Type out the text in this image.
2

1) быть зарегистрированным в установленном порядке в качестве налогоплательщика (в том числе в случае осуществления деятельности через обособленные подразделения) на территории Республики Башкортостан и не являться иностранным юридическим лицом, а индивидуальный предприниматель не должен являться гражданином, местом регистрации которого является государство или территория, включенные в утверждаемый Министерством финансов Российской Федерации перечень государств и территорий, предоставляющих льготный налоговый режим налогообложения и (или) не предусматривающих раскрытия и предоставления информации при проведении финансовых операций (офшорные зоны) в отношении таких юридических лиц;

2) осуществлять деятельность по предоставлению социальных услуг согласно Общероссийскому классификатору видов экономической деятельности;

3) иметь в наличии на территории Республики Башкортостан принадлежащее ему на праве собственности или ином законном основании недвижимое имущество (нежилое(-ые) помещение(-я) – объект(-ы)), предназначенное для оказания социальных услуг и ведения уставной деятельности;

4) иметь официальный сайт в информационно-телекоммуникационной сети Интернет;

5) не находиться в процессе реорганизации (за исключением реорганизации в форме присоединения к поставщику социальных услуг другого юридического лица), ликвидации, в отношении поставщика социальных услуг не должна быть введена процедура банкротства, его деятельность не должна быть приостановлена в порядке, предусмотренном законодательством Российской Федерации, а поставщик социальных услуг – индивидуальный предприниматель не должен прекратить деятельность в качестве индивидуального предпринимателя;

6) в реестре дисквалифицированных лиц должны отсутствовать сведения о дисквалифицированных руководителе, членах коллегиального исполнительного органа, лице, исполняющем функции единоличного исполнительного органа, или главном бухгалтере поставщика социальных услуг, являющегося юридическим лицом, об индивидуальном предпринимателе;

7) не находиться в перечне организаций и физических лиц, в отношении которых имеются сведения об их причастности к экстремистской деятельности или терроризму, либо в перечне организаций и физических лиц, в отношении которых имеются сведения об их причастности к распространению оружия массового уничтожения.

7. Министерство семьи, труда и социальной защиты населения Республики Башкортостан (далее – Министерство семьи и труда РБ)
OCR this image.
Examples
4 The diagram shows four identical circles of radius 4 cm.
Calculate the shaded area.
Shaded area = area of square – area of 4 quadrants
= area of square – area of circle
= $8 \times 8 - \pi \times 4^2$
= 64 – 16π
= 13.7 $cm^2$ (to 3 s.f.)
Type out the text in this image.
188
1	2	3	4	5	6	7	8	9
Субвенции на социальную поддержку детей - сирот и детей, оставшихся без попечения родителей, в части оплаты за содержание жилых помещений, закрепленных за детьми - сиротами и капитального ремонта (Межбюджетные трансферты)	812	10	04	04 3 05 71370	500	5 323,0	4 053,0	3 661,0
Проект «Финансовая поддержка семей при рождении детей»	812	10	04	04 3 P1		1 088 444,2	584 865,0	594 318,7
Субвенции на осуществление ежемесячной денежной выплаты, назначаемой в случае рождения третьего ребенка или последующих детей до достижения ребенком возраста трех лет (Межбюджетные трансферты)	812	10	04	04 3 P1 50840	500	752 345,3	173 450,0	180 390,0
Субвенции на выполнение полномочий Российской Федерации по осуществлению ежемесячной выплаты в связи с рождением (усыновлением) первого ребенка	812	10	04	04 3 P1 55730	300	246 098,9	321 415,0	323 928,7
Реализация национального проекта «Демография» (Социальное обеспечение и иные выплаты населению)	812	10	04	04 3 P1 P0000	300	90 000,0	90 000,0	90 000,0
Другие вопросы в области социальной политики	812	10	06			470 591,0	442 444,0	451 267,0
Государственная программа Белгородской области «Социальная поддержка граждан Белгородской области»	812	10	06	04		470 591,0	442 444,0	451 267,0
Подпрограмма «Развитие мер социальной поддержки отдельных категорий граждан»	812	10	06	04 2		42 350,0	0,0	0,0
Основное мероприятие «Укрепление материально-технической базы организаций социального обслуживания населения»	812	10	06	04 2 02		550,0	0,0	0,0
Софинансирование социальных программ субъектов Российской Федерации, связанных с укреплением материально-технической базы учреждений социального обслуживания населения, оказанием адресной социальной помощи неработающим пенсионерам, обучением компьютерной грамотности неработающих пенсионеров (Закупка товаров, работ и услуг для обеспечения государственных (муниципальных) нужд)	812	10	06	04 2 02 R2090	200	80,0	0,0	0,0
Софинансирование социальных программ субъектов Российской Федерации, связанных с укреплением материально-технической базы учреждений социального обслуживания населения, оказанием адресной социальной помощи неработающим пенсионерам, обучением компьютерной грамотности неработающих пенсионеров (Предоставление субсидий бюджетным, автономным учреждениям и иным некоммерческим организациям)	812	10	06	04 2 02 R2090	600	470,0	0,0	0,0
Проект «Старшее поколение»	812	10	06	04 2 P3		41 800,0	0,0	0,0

================

**The request:** What is needed here is an exact reproduction of all the entries.

**Solution for this problem:**
Type out the text in this image.
2

1) быть зарегистрированным в установленном порядке в качестве налогоплательщика (в том числе в случае осуществления деятельности через обособленные подразделения) на территории Республики Башкортостан и не являться иностранным юридическим лицом, а индивидуальный предприниматель не должен являться гражданином, местом регистрации которого является государство или территория, включенные в утверждаемый Министерством финансов Российской Федерации перечень государств и территорий, предоставляющих льготный налоговый режим налогообложения и (или) не предусматривающих раскрытия и предоставления информации при проведении финансовых операций (офшорные зоны) в отношении таких юридических лиц;

2) осуществлять деятельность по предоставлению социальных услуг согласно Общероссийскому классификатору видов экономической деятельности;

3) иметь в наличии на территории Республики Башкортостан принадлежащее ему на праве собственности или ином законном основании недвижимое имущество (нежилое(-ые) помещение(-я) – объект(-ы)), предназначенное для оказания социальных услуг и ведения уставной деятельности;

4) иметь официальный сайт в информационно-телекоммуникационной сети Интернет;

5) не находиться в процессе реорганизации (за исключением реорганизации в форме присоединения к поставщику социальных услуг другого юридического лица), ликвидации, в отношении поставщика социальных услуг не должна быть введена процедура банкротства, его деятельность не должна быть приостановлена в порядке, предусмотренном законодательством Российской Федерации, а поставщик социальных услуг – индивидуальный предприниматель не должен прекратить деятельность в качестве индивидуального предпринимателя;

6) в реестре дисквалифицированных лиц должны отсутствовать сведения о дисквалифицированных руководителе, членах коллегиального исполнительного органа, лице, исполняющем функции единоличного исполнительного органа, или главном бухгалтере поставщика социальных услуг, являющегося юридическим лицом, об индивидуальном предпринимателе;

7) не находиться в перечне организаций и физических лиц, в отношении которых имеются сведения об их причастности к экстремистской деятельности или терроризму, либо в перечне организаций и физических лиц, в отношении которых имеются сведения об их причастности к распространению оружия массового уничтожения.

7. Министерство семьи, труда и социальной защиты населения Республики Башкортостан (далее – Министерство семьи и труда РБ)
OCR this image.
Examples
4 The diagram shows four identical circles of radius 4 cm.
Calculate the shaded area.
Shaded area = area of square – area of 4 quadrants
= area of square – area of circle
= $8 \times 8 - \pi \times 4^2$
= 64 – 16π
= 13.7 $cm^2$ (to 3 s.f.)
Type out the text in this image.
188
1	2	3	4	5	6	7	8	9
Субвенции на социальную поддержку детей - сирот и детей, оставшихся без попечения родителей, в части оплаты за содержание жилых помещений, закрепленных за детьми - сиротами и капитального ремонта (Межбюджетные трансферты)	812	10	04	04 3 05 71370	500	5 323,0	4 053,0	3 661,0
Проект «Финансовая поддержка семей при рождении детей»	812	10	04	04 3 P1		1 088 444,2	584 865,0	594 318,7
Субвенции на осуществление ежемесячной денежной выплаты, назначаемой в случае рождения третьего ребенка или последующих детей до достижения ребенком возраста трех лет (Межбюджетные трансферты)	812	10	04	04 3 P1 50840	500	752 345,3	173 450,0	180 390,0
Субвенции на выполнение полномочий Российской Федерации по осуществлению ежемесячной выплаты в связи с рождением (усыновлением) первого ребенка	812	10	04	04 3 P1 55730	300	246 098,9	321 415,0	323 928,7
Реализация национального проекта «Демография» (Социальное обеспечение и иные выплаты населению)	812	10	04	04 3 P1 P0000	300	90 000,0	90 000,0	90 000,0
Другие вопросы в области социальной политики	812	10	06			470 591,0	442 444,0	451 267,0
Государственная программа Белгородской области «Социальная поддержка граждан Белгородской области»	812	10	06	04		470 591,0	442 444,0	451 267,0
Подпрограмма «Развитие мер социальной поддержки отдельных категорий граждан»	812	10	06	04 2		42 350,0	0,0	0,0
Основное мероприятие «Укрепление материально-технической базы организаций социального обслуживания населения»	812	10	06	04 2 02		550,0	0,0	0,0
Софинансирование социальных программ субъектов Российской Федерации, связанных с укреплением материально-технической базы учреждений социального обслуживания населения, оказанием адресной социальной помощи неработающим пенсионерам, обучением компьютерной грамотности неработающих пенсионеров (Закупка товаров, работ и услуг для обеспечения государственных (муниципальных) нужд)	812	10	06	04 2 02 R2090	200	80,0	0,0	0,0
Софинансирование социальных программ субъектов Российской Федерации, связанных с укреплением материально-технической базы учреждений социального обслуживания населения, оказанием адресной социальной помощи неработающим пенсионерам, обучением компьютерной грамотности неработающих пенсионеров (Предоставление субсидий бюджетным, автономным учреждениям и иным некоммерческим организациям)	812	10	06	04 2 02 R2090	600	470,0	0,0	0,0
Проект «Старшее поколение»	812	10	06	04 2 P3		41 800,0	0,0	0,0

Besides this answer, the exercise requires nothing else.